[Records that describe figures]
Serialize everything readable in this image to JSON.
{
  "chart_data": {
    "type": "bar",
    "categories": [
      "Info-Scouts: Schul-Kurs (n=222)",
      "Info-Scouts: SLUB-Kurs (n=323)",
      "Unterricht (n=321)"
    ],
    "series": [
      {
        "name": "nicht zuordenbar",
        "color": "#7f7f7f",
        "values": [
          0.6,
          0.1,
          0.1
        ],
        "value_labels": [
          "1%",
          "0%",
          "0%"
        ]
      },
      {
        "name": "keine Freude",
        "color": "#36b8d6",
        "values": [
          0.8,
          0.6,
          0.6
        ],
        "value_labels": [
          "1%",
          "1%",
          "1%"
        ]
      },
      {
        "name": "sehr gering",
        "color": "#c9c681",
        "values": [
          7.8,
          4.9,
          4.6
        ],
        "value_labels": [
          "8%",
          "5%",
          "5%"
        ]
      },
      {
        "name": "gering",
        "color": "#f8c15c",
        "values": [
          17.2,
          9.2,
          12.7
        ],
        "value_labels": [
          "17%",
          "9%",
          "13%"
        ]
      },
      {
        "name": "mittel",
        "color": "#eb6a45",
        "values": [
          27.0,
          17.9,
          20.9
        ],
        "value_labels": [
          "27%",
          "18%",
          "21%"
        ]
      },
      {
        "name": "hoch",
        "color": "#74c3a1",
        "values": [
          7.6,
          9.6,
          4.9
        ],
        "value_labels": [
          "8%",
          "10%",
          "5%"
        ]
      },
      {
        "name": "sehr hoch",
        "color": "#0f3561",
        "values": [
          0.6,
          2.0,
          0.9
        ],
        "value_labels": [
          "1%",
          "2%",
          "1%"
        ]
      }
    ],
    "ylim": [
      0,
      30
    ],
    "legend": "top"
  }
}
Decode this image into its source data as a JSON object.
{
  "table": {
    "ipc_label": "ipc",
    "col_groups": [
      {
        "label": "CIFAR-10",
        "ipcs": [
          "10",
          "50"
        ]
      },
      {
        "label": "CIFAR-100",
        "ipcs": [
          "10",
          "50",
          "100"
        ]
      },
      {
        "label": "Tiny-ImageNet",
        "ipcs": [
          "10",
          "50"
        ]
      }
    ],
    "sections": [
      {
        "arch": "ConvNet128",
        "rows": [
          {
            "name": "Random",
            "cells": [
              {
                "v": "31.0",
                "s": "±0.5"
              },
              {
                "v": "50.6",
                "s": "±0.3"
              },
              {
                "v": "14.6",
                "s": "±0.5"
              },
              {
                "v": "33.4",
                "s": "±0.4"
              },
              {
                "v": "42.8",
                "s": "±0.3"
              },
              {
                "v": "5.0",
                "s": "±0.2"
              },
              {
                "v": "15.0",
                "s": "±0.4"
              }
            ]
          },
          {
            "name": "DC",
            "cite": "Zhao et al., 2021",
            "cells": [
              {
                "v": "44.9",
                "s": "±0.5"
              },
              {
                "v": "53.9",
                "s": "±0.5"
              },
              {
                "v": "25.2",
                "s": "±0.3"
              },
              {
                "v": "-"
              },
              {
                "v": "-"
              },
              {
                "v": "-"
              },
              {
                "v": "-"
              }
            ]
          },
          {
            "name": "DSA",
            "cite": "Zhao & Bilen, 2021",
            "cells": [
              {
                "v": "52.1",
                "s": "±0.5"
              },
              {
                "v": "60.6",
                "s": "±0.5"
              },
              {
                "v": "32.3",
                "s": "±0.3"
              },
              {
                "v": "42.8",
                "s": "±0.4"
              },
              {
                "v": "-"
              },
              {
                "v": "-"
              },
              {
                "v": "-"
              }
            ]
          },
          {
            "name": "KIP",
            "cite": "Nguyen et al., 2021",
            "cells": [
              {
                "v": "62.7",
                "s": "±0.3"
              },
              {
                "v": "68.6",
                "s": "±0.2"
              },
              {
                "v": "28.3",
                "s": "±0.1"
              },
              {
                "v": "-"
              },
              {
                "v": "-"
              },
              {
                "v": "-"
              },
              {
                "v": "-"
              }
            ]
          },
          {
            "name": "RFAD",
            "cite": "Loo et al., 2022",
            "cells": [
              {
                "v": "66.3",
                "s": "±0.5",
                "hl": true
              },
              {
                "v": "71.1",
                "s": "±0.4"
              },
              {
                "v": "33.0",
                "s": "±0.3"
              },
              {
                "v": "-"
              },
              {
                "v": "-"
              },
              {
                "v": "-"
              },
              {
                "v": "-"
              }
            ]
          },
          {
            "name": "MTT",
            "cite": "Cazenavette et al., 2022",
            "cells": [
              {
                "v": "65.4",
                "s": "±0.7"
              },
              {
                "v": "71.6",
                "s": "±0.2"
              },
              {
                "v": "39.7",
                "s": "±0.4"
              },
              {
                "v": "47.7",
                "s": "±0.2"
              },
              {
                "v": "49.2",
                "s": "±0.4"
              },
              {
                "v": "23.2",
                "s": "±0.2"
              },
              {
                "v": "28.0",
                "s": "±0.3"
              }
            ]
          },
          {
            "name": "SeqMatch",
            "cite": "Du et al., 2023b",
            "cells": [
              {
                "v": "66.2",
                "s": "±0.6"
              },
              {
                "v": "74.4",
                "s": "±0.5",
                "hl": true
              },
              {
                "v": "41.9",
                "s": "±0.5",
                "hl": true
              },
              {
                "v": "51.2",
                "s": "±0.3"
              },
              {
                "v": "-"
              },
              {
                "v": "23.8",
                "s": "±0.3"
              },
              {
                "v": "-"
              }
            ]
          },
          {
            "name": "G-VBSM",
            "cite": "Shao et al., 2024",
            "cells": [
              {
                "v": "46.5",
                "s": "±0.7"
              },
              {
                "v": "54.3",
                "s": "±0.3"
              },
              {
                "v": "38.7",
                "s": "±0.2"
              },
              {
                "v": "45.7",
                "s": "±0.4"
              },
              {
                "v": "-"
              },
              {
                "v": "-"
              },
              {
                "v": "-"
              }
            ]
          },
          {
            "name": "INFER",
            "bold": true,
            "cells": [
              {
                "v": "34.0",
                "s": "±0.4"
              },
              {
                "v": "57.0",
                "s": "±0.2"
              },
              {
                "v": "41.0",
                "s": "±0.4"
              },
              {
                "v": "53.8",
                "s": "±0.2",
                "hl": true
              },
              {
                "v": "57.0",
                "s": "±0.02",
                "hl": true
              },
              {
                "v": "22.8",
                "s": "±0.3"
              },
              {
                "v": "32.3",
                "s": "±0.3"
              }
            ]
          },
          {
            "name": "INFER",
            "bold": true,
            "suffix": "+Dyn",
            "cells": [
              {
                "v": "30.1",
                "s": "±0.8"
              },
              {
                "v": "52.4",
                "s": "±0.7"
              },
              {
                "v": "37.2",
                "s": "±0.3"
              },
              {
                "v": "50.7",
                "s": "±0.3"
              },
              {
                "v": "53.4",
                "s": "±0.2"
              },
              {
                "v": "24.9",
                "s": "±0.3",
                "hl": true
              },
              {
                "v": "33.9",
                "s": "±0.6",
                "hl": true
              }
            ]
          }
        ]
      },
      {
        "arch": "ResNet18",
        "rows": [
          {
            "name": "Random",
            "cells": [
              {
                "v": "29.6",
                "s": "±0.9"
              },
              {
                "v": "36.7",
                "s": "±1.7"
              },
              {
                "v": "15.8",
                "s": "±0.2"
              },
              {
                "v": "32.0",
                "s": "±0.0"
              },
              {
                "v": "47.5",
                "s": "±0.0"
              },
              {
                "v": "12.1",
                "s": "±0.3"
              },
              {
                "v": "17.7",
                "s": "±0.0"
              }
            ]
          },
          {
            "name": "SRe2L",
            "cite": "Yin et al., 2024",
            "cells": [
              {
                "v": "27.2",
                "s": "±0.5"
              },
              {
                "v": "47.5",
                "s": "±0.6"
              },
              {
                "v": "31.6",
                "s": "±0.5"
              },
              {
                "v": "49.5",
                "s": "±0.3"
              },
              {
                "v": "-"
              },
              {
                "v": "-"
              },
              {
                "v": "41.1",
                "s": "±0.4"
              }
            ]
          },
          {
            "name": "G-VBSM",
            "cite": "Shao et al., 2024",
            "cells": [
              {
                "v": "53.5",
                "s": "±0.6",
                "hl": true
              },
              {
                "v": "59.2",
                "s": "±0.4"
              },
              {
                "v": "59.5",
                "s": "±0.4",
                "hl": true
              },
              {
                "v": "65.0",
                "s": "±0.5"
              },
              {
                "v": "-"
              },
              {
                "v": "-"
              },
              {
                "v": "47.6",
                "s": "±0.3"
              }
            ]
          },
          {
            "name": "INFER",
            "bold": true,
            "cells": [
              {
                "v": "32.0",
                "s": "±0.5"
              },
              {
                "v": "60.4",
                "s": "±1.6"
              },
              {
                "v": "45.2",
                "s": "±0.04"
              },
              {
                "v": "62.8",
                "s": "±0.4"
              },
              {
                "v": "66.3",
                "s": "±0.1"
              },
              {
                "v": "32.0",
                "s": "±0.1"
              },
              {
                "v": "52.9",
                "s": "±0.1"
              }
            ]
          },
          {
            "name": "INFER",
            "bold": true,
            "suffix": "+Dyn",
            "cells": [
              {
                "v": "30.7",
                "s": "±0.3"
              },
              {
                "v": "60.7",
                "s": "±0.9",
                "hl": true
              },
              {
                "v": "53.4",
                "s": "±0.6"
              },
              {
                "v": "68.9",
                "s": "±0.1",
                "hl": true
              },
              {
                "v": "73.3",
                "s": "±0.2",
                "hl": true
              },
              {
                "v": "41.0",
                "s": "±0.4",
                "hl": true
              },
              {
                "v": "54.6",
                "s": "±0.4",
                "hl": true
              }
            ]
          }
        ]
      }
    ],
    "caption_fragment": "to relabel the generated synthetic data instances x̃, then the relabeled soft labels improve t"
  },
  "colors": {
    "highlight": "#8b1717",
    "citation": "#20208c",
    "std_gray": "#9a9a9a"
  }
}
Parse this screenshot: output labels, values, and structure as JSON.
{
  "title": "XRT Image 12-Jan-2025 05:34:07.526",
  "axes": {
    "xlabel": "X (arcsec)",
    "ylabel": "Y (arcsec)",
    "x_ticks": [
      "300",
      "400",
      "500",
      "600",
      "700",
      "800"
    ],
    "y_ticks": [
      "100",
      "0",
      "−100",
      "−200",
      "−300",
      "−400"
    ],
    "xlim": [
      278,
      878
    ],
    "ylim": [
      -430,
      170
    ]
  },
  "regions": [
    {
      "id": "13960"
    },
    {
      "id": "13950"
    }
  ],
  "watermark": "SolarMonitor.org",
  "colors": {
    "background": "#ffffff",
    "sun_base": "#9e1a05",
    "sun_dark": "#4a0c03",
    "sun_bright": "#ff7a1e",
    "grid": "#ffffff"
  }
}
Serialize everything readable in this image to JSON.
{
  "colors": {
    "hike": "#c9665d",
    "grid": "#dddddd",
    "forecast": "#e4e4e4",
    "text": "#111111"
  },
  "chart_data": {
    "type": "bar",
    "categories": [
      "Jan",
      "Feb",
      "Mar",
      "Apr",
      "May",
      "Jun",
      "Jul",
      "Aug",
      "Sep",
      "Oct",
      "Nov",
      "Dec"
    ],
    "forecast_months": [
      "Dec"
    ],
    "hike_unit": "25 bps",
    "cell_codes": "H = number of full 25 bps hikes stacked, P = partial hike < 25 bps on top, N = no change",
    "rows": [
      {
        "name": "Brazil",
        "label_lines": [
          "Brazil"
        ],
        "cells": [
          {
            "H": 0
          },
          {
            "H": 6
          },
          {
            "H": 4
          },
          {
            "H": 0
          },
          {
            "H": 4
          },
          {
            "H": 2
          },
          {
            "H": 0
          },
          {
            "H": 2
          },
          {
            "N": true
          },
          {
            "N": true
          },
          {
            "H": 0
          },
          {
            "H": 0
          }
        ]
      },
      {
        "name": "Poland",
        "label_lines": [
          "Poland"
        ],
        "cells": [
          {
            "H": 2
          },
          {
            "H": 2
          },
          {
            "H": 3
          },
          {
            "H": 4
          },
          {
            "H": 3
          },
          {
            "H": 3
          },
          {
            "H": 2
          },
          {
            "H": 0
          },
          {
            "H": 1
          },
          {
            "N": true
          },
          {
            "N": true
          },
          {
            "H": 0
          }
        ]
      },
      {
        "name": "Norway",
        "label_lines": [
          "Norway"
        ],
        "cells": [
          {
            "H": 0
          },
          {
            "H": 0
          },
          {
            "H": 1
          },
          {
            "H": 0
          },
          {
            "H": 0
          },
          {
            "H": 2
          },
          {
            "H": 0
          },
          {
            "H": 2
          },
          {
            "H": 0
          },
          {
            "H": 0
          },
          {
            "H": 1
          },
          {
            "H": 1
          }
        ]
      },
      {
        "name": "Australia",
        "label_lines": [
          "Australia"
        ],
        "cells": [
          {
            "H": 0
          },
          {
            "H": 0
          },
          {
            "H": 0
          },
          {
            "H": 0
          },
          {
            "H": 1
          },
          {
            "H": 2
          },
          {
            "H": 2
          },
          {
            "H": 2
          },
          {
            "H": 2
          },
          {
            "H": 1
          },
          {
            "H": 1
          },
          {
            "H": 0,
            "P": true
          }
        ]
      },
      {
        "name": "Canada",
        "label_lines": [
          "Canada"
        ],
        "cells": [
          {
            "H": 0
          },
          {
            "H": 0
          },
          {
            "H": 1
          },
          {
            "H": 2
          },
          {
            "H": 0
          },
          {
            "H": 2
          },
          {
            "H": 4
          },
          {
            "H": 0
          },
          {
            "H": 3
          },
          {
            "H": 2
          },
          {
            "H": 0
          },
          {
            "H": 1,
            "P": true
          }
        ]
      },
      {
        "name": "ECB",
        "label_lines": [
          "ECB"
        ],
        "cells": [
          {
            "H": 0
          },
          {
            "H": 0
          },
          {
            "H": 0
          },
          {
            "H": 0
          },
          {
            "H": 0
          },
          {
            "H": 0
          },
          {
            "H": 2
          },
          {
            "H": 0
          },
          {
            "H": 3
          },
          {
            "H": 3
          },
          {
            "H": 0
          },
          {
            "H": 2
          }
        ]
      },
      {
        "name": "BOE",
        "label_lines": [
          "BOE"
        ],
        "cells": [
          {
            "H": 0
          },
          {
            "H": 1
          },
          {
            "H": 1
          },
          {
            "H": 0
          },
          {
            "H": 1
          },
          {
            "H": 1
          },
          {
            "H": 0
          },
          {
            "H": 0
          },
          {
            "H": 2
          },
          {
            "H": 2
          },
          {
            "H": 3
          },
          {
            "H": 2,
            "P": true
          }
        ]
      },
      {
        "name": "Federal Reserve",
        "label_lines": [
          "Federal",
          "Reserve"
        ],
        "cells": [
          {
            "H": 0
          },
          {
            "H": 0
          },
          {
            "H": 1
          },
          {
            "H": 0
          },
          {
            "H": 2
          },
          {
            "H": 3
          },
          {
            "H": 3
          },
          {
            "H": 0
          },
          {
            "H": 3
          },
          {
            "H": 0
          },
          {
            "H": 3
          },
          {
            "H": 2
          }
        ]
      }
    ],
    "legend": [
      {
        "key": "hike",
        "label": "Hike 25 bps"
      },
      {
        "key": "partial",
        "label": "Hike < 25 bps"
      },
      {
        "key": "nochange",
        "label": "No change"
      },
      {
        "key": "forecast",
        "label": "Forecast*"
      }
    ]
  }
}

PROBLEM REQUIREMENTS:
Return only the number of lines in the preceding records that contain the string "partial".

FINAL RESULT:
2